INSTRUCTIONS FOR THE TASK: Extract the lines that carry the string "name" from the listing.
======== RECORDS FOR THE TASK ========
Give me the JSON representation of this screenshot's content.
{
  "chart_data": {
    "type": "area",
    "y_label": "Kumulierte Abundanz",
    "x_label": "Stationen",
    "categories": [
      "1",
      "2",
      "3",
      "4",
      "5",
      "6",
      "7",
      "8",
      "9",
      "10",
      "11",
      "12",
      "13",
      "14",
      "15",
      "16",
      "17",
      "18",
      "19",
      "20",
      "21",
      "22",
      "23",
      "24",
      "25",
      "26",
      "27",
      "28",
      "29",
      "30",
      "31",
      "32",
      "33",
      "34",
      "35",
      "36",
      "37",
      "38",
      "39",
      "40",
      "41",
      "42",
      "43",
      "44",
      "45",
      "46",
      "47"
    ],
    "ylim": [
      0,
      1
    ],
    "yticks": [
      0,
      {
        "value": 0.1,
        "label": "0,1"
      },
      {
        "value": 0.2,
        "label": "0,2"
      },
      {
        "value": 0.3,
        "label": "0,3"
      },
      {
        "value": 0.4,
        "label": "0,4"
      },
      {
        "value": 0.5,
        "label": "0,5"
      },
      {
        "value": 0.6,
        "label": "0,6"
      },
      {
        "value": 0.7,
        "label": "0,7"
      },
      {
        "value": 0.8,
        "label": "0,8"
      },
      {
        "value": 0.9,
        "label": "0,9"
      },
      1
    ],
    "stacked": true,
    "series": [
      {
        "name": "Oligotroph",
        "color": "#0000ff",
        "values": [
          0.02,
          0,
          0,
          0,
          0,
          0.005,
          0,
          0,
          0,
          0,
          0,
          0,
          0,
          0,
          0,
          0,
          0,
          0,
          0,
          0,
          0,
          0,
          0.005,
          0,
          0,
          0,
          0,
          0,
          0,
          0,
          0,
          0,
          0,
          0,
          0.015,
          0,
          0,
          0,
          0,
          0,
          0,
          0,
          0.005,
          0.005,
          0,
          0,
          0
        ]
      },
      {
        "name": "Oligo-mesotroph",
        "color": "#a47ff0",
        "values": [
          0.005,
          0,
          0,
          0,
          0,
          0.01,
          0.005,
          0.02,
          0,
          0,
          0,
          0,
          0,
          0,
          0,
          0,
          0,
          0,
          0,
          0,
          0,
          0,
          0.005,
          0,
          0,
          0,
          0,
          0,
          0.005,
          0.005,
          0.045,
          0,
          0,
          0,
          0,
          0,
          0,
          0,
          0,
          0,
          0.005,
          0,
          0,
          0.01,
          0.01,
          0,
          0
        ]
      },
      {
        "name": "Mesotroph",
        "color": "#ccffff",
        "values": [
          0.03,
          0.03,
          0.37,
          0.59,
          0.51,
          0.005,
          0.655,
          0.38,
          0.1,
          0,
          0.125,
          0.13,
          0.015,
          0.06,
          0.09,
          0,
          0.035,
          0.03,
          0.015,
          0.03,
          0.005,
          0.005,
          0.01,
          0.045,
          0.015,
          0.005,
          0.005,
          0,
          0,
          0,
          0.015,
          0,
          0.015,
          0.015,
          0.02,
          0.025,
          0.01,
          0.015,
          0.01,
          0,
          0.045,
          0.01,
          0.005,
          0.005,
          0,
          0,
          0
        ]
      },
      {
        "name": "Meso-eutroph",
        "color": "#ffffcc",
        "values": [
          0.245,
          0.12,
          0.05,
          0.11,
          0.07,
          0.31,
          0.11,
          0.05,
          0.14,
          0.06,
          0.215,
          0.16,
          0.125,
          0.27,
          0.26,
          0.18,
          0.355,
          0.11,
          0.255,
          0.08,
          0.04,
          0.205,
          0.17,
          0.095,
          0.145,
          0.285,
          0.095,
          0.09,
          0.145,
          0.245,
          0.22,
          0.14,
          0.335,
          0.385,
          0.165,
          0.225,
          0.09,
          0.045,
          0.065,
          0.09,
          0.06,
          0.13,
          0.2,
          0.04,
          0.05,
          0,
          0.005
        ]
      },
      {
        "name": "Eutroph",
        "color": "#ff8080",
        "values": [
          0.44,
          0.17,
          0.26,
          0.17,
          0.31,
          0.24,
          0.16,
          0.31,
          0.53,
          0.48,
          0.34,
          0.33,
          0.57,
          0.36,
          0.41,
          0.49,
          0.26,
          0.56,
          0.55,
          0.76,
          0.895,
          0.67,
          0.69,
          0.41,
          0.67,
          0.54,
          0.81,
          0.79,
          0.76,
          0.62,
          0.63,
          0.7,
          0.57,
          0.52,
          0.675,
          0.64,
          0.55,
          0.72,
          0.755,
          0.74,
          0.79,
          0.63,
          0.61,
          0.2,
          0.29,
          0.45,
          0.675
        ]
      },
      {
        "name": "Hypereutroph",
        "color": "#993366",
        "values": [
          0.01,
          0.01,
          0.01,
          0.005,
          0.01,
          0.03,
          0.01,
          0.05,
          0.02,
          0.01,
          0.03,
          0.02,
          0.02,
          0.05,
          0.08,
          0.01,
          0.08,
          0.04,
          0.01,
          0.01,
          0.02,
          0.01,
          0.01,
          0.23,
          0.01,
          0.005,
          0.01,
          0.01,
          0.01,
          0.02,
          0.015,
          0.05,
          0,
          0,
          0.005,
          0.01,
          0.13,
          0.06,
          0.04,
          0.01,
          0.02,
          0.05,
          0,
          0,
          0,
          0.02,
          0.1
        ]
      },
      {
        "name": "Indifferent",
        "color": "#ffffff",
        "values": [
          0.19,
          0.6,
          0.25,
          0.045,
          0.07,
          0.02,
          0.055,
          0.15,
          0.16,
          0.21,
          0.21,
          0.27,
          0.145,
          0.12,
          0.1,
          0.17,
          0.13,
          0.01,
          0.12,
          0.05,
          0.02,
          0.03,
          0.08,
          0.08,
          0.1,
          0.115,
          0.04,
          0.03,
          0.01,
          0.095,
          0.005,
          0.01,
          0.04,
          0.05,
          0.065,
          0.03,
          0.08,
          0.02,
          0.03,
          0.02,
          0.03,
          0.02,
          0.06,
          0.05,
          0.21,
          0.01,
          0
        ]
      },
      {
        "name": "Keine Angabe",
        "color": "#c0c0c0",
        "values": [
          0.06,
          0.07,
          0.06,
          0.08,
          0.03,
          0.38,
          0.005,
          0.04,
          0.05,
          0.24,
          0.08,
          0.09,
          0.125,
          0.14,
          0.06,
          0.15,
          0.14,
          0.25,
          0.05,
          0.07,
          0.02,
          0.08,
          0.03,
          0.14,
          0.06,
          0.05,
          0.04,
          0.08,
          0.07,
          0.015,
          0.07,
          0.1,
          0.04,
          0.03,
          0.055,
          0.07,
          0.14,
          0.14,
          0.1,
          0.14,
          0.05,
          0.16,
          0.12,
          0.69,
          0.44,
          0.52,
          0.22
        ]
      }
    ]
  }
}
========
OUTPUT:
        "name": "Oligotroph",
        "name": "Oligo-mesotroph",
        "name": "Mesotroph",
        "name": "Meso-eutroph",
        "name": "Eutroph",
        "name": "Hypereutroph",
        "name": "Indifferent",
        "name": "Keine Angabe",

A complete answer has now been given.